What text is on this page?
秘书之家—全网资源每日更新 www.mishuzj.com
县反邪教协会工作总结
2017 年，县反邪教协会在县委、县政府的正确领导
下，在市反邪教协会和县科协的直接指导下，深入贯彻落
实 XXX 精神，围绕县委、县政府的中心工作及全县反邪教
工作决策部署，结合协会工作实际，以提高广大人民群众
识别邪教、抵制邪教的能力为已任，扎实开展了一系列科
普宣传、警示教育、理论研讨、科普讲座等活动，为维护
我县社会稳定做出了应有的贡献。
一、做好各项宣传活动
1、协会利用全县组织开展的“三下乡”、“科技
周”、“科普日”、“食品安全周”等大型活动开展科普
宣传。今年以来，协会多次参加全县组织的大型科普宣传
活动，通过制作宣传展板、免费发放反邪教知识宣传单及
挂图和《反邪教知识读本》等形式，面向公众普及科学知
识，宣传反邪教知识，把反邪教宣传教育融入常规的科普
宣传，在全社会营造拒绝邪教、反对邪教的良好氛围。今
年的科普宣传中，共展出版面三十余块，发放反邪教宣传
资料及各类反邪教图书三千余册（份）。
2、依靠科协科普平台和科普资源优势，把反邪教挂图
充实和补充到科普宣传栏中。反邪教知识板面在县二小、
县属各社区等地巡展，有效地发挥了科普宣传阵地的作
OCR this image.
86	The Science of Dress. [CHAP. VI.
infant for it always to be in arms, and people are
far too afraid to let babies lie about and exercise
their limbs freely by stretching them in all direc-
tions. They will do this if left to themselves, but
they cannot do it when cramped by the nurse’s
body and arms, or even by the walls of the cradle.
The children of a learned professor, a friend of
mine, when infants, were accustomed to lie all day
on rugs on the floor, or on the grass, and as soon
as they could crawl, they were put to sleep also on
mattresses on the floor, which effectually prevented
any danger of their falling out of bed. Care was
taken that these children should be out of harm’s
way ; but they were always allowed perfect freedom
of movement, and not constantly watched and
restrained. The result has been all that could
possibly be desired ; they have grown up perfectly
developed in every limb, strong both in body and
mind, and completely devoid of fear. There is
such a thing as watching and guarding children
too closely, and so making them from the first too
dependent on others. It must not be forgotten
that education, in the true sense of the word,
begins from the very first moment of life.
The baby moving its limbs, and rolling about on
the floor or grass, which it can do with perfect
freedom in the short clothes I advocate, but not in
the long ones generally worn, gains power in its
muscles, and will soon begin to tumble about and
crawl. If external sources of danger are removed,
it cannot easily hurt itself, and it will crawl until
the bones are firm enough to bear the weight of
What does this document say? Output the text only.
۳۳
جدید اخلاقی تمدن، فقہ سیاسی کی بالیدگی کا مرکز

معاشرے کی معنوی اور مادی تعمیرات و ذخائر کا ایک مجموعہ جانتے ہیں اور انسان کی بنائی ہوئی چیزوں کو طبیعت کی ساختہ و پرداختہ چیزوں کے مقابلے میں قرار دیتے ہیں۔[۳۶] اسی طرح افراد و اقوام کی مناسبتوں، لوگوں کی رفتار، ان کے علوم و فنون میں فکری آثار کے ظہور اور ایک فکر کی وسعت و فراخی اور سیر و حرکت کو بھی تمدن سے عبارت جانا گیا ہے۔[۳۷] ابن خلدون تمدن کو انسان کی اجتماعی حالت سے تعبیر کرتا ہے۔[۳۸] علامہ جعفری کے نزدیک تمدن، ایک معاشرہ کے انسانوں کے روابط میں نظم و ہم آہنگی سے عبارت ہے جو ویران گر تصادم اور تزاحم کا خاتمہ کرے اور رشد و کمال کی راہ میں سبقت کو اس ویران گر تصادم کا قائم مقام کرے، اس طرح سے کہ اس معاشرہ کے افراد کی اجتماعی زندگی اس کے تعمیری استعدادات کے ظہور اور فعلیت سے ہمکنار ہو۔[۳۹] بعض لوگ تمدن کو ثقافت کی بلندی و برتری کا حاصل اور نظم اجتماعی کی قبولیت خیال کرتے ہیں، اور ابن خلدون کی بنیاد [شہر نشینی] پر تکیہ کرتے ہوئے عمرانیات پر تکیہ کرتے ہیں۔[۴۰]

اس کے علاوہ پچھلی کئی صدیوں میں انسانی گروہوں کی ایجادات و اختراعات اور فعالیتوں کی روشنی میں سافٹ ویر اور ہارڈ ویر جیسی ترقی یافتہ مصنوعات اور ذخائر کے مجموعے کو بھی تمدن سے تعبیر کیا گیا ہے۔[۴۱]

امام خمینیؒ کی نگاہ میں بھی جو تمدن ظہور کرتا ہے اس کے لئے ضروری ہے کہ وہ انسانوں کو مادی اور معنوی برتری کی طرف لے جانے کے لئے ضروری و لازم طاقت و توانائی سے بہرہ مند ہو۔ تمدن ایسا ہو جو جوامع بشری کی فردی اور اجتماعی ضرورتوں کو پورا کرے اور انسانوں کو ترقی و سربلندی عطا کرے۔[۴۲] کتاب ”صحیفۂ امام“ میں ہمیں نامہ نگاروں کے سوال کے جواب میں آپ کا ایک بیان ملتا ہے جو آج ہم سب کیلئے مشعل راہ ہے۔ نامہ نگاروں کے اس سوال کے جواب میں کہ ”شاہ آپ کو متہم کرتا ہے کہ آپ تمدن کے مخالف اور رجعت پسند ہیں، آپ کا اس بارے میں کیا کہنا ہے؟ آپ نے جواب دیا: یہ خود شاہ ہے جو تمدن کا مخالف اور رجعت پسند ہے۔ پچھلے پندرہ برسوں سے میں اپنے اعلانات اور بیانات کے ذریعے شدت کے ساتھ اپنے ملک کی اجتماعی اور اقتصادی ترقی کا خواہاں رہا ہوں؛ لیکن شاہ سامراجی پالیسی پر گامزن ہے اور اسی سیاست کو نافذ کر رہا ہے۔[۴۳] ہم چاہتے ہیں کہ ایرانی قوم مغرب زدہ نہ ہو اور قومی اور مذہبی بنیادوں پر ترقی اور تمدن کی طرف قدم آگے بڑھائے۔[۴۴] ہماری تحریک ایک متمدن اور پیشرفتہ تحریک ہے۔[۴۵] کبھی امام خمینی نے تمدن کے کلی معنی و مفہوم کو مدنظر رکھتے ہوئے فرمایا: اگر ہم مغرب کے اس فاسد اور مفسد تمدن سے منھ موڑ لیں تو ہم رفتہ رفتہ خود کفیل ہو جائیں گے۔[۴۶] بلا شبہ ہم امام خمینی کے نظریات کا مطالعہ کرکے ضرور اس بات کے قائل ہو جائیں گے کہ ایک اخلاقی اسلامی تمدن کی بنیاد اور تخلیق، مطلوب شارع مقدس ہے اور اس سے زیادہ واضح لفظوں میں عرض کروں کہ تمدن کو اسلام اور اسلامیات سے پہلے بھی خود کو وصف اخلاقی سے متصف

▶ [EXERCISE PROMPT]:
Set every line of the listing down word for word.

▶ [COMPLETE ANSWER]:
What text is on this page?
秘书之家—全网资源每日更新 www.mishuzj.com
县反邪教协会工作总结
2017 年，县反邪教协会在县委、县政府的正确领导
下，在市反邪教协会和县科协的直接指导下，深入贯彻落
实 XXX 精神，围绕县委、县政府的中心工作及全县反邪教
工作决策部署，结合协会工作实际，以提高广大人民群众
识别邪教、抵制邪教的能力为已任，扎实开展了一系列科
普宣传、警示教育、理论研讨、科普讲座等活动，为维护
我县社会稳定做出了应有的贡献。
一、做好各项宣传活动
1、协会利用全县组织开展的“三下乡”、“科技
周”、“科普日”、“食品安全周”等大型活动开展科普
宣传。今年以来，协会多次参加全县组织的大型科普宣传
活动，通过制作宣传展板、免费发放反邪教知识宣传单及
挂图和《反邪教知识读本》等形式，面向公众普及科学知
识，宣传反邪教知识，把反邪教宣传教育融入常规的科普
宣传，在全社会营造拒绝邪教、反对邪教的良好氛围。今
年的科普宣传中，共展出版面三十余块，发放反邪教宣传
资料及各类反邪教图书三千余册（份）。
2、依靠科协科普平台和科普资源优势，把反邪教挂图
充实和补充到科普宣传栏中。反邪教知识板面在县二小、
县属各社区等地巡展，有效地发挥了科普宣传阵地的作
OCR this image.
86	The Science of Dress. [CHAP. VI.
infant for it always to be in arms, and people are
far too afraid to let babies lie about and exercise
their limbs freely by stretching them in all direc-
tions. They will do this if left to themselves, but
they cannot do it when cramped by the nurse’s
body and arms, or even by the walls of the cradle.
The children of a learned professor, a friend of
mine, when infants, were accustomed to lie all day
on rugs on the floor, or on the grass, and as soon
as they could crawl, they were put to sleep also on
mattresses on the floor, which effectually prevented
any danger of their falling out of bed. Care was
taken that these children should be out of harm’s
way ; but they were always allowed perfect freedom
of movement, and not constantly watched and
restrained. The result has been all that could
possibly be desired ; they have grown up perfectly
developed in every limb, strong both in body and
mind, and completely devoid of fear. There is
such a thing as watching and guarding children
too closely, and so making them from the first too
dependent on others. It must not be forgotten
that education, in the true sense of the word,
begins from the very first moment of life.
The baby moving its limbs, and rolling about on
the floor or grass, which it can do with perfect
freedom in the short clothes I advocate, but not in
the long ones generally worn, gains power in its
muscles, and will soon begin to tumble about and
crawl. If external sources of danger are removed,
it cannot easily hurt itself, and it will crawl until
the bones are firm enough to bear the weight of
What does this document say? Output the text only.
۳۳
جدید اخلاقی تمدن، فقہ سیاسی کی بالیدگی کا مرکز

معاشرے کی معنوی اور مادی تعمیرات و ذخائر کا ایک مجموعہ جانتے ہیں اور انسان کی بنائی ہوئی چیزوں کو طبیعت کی ساختہ و پرداختہ چیزوں کے مقابلے میں قرار دیتے ہیں۔[۳۶] اسی طرح افراد و اقوام کی مناسبتوں، لوگوں کی رفتار، ان کے علوم و فنون میں فکری آثار کے ظہور اور ایک فکر کی وسعت و فراخی اور سیر و حرکت کو بھی تمدن سے عبارت جانا گیا ہے۔[۳۷] ابن خلدون تمدن کو انسان کی اجتماعی حالت سے تعبیر کرتا ہے۔[۳۸] علامہ جعفری کے نزدیک تمدن، ایک معاشرہ کے انسانوں کے روابط میں نظم و ہم آہنگی سے عبارت ہے جو ویران گر تصادم اور تزاحم کا خاتمہ کرے اور رشد و کمال کی راہ میں سبقت کو اس ویران گر تصادم کا قائم مقام کرے، اس طرح سے کہ اس معاشرہ کے افراد کی اجتماعی زندگی اس کے تعمیری استعدادات کے ظہور اور فعلیت سے ہمکنار ہو۔[۳۹] بعض لوگ تمدن کو ثقافت کی بلندی و برتری کا حاصل اور نظم اجتماعی کی قبولیت خیال کرتے ہیں، اور ابن خلدون کی بنیاد [شہر نشینی] پر تکیہ کرتے ہوئے عمرانیات پر تکیہ کرتے ہیں۔[۴۰]

اس کے علاوہ پچھلی کئی صدیوں میں انسانی گروہوں کی ایجادات و اختراعات اور فعالیتوں کی روشنی میں سافٹ ویر اور ہارڈ ویر جیسی ترقی یافتہ مصنوعات اور ذخائر کے مجموعے کو بھی تمدن سے تعبیر کیا گیا ہے۔[۴۱]

امام خمینیؒ کی نگاہ میں بھی جو تمدن ظہور کرتا ہے اس کے لئے ضروری ہے کہ وہ انسانوں کو مادی اور معنوی برتری کی طرف لے جانے کے لئے ضروری و لازم طاقت و توانائی سے بہرہ مند ہو۔ تمدن ایسا ہو جو جوامع بشری کی فردی اور اجتماعی ضرورتوں کو پورا کرے اور انسانوں کو ترقی و سربلندی عطا کرے۔[۴۲] کتاب ”صحیفۂ امام“ میں ہمیں نامہ نگاروں کے سوال کے جواب میں آپ کا ایک بیان ملتا ہے جو آج ہم سب کیلئے مشعل راہ ہے۔ نامہ نگاروں کے اس سوال کے جواب میں کہ ”شاہ آپ کو متہم کرتا ہے کہ آپ تمدن کے مخالف اور رجعت پسند ہیں، آپ کا اس بارے میں کیا کہنا ہے؟ آپ نے جواب دیا: یہ خود شاہ ہے جو تمدن کا مخالف اور رجعت پسند ہے۔ پچھلے پندرہ برسوں سے میں اپنے اعلانات اور بیانات کے ذریعے شدت کے ساتھ اپنے ملک کی اجتماعی اور اقتصادی ترقی کا خواہاں رہا ہوں؛ لیکن شاہ سامراجی پالیسی پر گامزن ہے اور اسی سیاست کو نافذ کر رہا ہے۔[۴۳] ہم چاہتے ہیں کہ ایرانی قوم مغرب زدہ نہ ہو اور قومی اور مذہبی بنیادوں پر ترقی اور تمدن کی طرف قدم آگے بڑھائے۔[۴۴] ہماری تحریک ایک متمدن اور پیشرفتہ تحریک ہے۔[۴۵] کبھی امام خمینی نے تمدن کے کلی معنی و مفہوم کو مدنظر رکھتے ہوئے فرمایا: اگر ہم مغرب کے اس فاسد اور مفسد تمدن سے منھ موڑ لیں تو ہم رفتہ رفتہ خود کفیل ہو جائیں گے۔[۴۶] بلا شبہ ہم امام خمینی کے نظریات کا مطالعہ کرکے ضرور اس بات کے قائل ہو جائیں گے کہ ایک اخلاقی اسلامی تمدن کی بنیاد اور تخلیق، مطلوب شارع مقدس ہے اور اس سے زیادہ واضح لفظوں میں عرض کروں کہ تمدن کو اسلام اور اسلامیات سے پہلے بھی خود کو وصف اخلاقی سے متصف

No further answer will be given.